* **Your goal**
The records below are to be quoted in full; please keep every word exact.

=== Materials provided ===

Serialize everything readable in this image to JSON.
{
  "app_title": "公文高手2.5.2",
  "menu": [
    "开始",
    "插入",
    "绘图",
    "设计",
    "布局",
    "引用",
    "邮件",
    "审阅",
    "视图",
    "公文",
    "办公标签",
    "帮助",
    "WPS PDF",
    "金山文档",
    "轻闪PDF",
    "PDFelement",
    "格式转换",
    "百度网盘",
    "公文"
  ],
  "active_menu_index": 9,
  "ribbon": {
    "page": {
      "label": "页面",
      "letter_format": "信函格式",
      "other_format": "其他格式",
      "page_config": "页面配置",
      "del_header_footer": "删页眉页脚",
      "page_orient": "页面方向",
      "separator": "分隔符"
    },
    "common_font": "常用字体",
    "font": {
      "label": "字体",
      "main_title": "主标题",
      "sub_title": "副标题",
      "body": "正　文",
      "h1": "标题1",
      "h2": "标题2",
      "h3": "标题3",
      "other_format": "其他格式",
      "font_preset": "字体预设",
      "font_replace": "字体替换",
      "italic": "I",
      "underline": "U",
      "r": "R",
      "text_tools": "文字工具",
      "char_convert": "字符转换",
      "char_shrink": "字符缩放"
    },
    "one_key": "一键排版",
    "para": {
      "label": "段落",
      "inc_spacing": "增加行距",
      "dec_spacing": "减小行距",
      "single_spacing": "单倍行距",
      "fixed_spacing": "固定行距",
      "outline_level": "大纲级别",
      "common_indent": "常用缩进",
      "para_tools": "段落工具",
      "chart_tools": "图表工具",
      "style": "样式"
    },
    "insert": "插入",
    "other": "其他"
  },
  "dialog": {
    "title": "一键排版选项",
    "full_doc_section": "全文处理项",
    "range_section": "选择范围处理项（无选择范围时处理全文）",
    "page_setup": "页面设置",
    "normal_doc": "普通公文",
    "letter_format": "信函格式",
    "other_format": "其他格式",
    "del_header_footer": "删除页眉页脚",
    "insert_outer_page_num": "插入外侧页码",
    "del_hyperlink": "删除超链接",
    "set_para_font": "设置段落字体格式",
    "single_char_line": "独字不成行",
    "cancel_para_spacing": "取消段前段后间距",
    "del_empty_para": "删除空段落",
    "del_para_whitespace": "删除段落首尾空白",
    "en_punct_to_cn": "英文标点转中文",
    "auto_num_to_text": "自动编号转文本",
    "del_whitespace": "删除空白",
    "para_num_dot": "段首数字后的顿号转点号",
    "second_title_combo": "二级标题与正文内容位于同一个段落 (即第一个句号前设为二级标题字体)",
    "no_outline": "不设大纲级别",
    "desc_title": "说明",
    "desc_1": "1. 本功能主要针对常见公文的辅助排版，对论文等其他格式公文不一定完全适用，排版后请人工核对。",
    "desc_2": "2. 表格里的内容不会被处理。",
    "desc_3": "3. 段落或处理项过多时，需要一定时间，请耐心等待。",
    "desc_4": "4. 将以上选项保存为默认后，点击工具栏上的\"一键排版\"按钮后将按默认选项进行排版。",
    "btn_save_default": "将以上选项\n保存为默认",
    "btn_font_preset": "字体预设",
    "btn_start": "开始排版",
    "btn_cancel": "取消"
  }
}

===

* **Expected answer**
Serialize everything readable in this image to JSON.
{
  "app_title": "公文高手2.5.2",
  "menu": [
    "开始",
    "插入",
    "绘图",
    "设计",
    "布局",
    "引用",
    "邮件",
    "审阅",
    "视图",
    "公文",
    "办公标签",
    "帮助",
    "WPS PDF",
    "金山文档",
    "轻闪PDF",
    "PDFelement",
    "格式转换",
    "百度网盘",
    "公文"
  ],
  "active_menu_index": 9,
  "ribbon": {
    "page": {
      "label": "页面",
      "letter_format": "信函格式",
      "other_format": "其他格式",
      "page_config": "页面配置",
      "del_header_footer": "删页眉页脚",
      "page_orient": "页面方向",
      "separator": "分隔符"
    },
    "common_font": "常用字体",
    "font": {
      "label": "字体",
      "main_title": "主标题",
      "sub_title": "副标题",
      "body": "正　文",
      "h1": "标题1",
      "h2": "标题2",
      "h3": "标题3",
      "other_format": "其他格式",
      "font_preset": "字体预设",
      "font_replace": "字体替换",
      "italic": "I",
      "underline": "U",
      "r": "R",
      "text_tools": "文字工具",
      "char_convert": "字符转换",
      "char_shrink": "字符缩放"
    },
    "one_key": "一键排版",
    "para": {
      "label": "段落",
      "inc_spacing": "增加行距",
      "dec_spacing": "减小行距",
      "single_spacing": "单倍行距",
      "fixed_spacing": "固定行距",
      "outline_level": "大纲级别",
      "common_indent": "常用缩进",
      "para_tools": "段落工具",
      "chart_tools": "图表工具",
      "style": "样式"
    },
    "insert": "插入",
    "other": "其他"
  },
  "dialog": {
    "title": "一键排版选项",
    "full_doc_section": "全文处理项",
    "range_section": "选择范围处理项（无选择范围时处理全文）",
    "page_setup": "页面设置",
    "normal_doc": "普通公文",
    "letter_format": "信函格式",
    "other_format": "其他格式",
    "del_header_footer": "删除页眉页脚",
    "insert_outer_page_num": "插入外侧页码",
    "del_hyperlink": "删除超链接",
    "set_para_font": "设置段落字体格式",
    "single_char_line": "独字不成行",
    "cancel_para_spacing": "取消段前段后间距",
    "del_empty_para": "删除空段落",
    "del_para_whitespace": "删除段落首尾空白",
    "en_punct_to_cn": "英文标点转中文",
    "auto_num_to_text": "自动编号转文本",
    "del_whitespace": "删除空白",
    "para_num_dot": "段首数字后的顿号转点号",
    "second_title_combo": "二级标题与正文内容位于同一个段落 (即第一个句号前设为二级标题字体)",
    "no_outline": "不设大纲级别",
    "desc_title": "说明",
    "desc_1": "1. 本功能主要针对常见公文的辅助排版，对论文等其他格式公文不一定完全适用，排版后请人工核对。",
    "desc_2": "2. 表格里的内容不会被处理。",
    "desc_3": "3. 段落或处理项过多时，需要一定时间，请耐心等待。",
    "desc_4": "4. 将以上选项保存为默认后，点击工具栏上的\"一键排版\"按钮后将按默认选项进行排版。",
    "btn_save_default": "将以上选项\n保存为默认",
    "btn_font_preset": "字体预设",
    "btn_start": "开始排版",
    "btn_cancel": "取消"
  }
}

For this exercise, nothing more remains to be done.